**AIM:** Copy each line of the records that contains the word "metastasis".

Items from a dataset
= = = =

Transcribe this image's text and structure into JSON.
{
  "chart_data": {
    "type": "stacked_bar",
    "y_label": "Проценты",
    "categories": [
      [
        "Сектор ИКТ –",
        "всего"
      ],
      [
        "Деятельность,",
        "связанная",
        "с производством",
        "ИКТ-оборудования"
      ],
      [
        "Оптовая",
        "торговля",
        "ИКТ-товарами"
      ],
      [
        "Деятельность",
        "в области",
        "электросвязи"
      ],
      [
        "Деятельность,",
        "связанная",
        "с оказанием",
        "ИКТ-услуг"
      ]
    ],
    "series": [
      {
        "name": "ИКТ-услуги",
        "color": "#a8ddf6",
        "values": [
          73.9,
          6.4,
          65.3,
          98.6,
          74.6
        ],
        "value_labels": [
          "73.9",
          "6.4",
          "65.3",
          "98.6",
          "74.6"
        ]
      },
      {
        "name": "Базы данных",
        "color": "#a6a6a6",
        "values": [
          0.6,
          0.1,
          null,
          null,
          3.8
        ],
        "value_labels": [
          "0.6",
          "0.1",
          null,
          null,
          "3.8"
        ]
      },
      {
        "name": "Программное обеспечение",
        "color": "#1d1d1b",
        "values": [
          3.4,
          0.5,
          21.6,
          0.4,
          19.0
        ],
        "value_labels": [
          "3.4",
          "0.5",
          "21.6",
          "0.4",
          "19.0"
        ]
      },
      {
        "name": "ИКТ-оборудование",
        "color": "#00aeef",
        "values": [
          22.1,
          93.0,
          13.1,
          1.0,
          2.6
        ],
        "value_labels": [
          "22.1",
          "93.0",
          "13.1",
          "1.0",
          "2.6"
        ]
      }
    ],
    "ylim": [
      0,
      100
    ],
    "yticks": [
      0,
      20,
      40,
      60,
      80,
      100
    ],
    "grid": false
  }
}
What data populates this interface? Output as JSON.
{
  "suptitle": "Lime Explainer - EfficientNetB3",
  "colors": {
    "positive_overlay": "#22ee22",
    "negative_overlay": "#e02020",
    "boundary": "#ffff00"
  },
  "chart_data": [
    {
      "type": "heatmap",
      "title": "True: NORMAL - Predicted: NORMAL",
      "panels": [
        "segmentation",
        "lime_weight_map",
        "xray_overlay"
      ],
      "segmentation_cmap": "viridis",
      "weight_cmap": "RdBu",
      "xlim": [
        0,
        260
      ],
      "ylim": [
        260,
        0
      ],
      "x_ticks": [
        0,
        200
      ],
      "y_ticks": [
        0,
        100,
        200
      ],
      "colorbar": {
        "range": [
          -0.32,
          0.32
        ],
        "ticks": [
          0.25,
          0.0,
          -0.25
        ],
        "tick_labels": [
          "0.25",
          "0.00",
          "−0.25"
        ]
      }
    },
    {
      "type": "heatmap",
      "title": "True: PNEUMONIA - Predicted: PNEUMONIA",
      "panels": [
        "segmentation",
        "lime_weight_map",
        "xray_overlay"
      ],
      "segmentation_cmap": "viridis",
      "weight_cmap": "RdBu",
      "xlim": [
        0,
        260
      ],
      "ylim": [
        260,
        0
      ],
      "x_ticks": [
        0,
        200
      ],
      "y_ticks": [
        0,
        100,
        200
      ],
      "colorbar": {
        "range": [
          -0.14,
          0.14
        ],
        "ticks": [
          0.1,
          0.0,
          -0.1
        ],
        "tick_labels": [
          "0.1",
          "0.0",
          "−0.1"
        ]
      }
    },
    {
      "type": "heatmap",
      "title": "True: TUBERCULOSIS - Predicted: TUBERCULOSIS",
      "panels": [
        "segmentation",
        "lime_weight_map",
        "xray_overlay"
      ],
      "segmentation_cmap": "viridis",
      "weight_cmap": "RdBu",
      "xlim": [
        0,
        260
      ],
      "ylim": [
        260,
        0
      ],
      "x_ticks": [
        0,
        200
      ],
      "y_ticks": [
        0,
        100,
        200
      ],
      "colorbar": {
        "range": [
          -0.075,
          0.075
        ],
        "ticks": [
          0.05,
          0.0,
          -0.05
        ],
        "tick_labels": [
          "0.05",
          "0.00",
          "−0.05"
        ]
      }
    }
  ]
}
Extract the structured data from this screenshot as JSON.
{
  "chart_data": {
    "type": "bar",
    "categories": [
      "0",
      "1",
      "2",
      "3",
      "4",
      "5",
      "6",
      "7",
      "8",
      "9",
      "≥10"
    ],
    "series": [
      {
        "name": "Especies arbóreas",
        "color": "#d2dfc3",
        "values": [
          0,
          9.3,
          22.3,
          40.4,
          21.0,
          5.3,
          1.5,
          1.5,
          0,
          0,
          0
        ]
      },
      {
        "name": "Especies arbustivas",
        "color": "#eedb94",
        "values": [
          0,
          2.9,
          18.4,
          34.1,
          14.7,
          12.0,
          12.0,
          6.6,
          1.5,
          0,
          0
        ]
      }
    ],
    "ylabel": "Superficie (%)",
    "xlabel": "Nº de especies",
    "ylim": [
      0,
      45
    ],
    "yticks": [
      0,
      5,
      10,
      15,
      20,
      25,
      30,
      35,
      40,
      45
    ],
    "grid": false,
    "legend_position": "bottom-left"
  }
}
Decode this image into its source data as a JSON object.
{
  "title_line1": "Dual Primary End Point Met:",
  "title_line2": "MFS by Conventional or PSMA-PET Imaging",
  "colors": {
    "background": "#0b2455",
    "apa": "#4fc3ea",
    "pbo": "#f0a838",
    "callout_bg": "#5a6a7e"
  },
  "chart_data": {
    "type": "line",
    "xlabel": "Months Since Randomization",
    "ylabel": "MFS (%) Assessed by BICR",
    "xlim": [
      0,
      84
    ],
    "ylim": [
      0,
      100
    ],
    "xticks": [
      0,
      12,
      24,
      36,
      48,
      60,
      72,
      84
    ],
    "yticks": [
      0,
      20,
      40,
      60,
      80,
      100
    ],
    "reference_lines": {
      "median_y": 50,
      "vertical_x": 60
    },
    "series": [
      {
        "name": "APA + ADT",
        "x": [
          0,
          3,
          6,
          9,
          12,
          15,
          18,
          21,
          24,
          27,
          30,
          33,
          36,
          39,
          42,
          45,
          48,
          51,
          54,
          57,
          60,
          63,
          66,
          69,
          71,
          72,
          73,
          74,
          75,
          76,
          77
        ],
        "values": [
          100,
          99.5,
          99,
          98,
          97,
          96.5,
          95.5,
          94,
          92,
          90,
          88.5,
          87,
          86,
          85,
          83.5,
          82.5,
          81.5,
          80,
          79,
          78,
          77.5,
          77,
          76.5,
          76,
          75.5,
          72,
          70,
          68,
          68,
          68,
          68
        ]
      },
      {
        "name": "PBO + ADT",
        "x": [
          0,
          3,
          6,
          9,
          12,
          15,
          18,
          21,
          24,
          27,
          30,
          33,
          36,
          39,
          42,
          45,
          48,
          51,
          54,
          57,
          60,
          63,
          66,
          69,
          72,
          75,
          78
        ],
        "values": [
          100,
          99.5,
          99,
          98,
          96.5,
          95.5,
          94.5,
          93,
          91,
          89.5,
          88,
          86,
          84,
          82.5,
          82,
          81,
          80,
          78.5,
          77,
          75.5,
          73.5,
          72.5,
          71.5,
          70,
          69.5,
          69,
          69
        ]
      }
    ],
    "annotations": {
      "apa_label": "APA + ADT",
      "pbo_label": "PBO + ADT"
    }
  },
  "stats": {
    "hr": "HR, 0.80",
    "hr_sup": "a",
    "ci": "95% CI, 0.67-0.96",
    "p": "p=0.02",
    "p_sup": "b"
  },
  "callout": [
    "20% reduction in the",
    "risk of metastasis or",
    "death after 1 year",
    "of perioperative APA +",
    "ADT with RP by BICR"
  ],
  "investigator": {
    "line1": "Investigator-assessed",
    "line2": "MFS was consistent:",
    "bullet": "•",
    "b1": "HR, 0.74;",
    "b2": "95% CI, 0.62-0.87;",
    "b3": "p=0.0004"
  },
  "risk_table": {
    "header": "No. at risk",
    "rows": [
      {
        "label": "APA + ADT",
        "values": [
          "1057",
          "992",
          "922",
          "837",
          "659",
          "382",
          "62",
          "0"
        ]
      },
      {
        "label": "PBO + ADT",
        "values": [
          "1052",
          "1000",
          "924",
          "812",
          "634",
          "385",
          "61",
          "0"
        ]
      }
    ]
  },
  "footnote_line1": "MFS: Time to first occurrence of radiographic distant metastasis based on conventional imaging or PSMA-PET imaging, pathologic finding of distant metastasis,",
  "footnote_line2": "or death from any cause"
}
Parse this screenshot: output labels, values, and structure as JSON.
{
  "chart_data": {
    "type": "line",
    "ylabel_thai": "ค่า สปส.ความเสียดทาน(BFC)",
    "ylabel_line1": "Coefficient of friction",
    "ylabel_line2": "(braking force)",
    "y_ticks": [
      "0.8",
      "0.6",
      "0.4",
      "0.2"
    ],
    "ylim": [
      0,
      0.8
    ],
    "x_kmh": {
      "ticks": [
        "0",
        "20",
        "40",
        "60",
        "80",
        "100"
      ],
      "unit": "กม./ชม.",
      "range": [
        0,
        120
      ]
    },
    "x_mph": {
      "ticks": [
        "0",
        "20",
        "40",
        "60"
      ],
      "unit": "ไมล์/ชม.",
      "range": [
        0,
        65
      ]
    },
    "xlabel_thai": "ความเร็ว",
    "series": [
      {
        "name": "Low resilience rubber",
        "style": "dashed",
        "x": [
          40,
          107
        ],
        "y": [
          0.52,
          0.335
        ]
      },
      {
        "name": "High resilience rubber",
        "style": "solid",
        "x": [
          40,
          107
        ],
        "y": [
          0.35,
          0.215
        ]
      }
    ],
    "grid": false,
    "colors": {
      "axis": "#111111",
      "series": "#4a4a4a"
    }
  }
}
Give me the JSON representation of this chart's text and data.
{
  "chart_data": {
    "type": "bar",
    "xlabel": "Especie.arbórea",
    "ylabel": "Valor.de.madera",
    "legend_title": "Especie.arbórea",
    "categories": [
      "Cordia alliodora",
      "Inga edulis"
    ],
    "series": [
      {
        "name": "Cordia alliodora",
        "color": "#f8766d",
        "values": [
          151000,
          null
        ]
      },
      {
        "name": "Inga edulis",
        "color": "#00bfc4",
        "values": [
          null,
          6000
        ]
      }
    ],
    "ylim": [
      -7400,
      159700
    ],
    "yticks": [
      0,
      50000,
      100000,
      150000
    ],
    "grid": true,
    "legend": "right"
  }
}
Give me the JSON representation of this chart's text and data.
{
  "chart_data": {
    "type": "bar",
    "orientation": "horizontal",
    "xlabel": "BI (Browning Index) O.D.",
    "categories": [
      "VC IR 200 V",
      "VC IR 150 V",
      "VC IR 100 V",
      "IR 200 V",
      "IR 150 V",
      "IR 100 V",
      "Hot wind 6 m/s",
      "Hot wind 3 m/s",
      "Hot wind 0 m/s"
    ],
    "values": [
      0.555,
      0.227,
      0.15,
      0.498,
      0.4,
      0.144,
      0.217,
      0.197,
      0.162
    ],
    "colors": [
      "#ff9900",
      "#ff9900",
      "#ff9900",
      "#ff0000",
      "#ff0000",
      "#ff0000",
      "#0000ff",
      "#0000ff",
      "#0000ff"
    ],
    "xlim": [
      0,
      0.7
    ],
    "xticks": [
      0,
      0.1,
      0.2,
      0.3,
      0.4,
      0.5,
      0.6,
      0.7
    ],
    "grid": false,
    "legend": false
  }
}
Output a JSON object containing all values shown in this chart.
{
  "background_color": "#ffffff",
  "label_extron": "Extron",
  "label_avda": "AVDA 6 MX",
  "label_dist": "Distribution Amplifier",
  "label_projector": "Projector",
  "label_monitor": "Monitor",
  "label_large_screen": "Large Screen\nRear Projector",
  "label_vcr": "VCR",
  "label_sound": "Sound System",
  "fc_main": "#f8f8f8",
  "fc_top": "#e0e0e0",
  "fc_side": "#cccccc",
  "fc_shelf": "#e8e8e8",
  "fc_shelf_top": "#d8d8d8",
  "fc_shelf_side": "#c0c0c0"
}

= = = =

**ANSWER BELOW:**
    "risk of metastasis or",
  "footnote_line1": "MFS: Time to first occurrence of radiographic distant metastasis based on conventional imaging or PSMA-PET imaging, pathologic finding of distant metastasis,",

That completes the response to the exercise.